BRIEF
Report every line in the listing below that contains the string "Groceries", copying each line in full.

Element-and-box listings
━━━━━━━━━━
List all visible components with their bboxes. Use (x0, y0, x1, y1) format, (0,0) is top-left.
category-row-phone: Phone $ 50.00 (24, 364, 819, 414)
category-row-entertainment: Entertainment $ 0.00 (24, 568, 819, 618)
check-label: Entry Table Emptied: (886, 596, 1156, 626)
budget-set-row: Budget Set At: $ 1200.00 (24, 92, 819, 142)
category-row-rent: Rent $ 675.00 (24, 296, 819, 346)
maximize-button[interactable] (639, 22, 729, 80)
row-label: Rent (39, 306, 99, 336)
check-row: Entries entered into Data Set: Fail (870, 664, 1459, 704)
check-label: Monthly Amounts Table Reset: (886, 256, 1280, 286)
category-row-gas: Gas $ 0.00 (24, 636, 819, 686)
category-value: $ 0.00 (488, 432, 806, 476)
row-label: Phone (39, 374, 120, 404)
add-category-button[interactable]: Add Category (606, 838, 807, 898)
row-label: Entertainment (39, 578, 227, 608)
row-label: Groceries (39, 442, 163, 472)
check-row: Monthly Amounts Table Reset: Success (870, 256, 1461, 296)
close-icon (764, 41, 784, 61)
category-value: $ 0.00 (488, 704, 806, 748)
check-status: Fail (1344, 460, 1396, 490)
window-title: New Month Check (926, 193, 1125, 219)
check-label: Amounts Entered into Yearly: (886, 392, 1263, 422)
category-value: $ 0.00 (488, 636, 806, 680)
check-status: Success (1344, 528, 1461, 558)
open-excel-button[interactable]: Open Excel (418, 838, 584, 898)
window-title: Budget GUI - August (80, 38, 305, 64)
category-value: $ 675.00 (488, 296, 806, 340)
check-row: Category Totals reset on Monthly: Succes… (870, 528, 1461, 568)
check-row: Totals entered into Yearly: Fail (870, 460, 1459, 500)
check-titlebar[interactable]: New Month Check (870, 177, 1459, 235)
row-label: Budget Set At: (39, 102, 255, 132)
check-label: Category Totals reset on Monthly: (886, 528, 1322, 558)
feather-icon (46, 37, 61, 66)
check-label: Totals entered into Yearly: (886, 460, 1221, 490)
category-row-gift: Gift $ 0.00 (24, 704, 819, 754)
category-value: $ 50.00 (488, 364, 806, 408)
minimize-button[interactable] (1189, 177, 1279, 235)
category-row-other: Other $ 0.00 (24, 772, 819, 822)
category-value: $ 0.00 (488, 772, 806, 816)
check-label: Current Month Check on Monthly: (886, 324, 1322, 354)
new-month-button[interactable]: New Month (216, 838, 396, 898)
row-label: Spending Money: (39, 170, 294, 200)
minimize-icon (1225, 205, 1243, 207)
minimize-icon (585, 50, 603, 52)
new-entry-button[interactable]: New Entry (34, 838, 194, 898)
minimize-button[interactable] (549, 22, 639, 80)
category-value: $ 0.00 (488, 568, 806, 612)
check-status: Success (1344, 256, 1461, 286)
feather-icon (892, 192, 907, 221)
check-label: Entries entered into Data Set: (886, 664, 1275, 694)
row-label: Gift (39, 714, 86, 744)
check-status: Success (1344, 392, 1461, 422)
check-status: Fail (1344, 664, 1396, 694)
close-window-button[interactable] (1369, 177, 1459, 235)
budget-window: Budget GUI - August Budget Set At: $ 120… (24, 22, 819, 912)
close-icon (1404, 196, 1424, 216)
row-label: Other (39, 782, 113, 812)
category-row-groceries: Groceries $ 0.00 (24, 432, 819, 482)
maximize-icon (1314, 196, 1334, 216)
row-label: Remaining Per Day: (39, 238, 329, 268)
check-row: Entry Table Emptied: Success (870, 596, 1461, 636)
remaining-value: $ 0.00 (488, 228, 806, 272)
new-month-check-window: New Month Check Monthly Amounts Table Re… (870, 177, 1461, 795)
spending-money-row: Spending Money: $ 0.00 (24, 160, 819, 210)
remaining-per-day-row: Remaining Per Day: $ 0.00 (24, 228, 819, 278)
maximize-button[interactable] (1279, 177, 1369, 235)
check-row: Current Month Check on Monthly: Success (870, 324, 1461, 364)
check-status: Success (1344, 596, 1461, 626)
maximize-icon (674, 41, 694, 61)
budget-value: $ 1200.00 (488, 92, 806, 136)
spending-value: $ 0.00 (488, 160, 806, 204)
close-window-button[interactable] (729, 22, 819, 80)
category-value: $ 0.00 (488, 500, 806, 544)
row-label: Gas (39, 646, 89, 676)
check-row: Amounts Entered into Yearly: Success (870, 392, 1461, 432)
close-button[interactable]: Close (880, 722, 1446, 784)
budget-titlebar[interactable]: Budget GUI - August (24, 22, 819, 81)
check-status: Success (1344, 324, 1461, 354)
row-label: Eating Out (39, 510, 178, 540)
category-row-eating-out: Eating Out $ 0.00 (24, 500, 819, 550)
━━━━━━━━━━
REPLY TO THE EXERCISE
row-label: Groceries (39, 442, 163, 472)
category-row-groceries: Groceries $ 0.00 (24, 432, 819, 482)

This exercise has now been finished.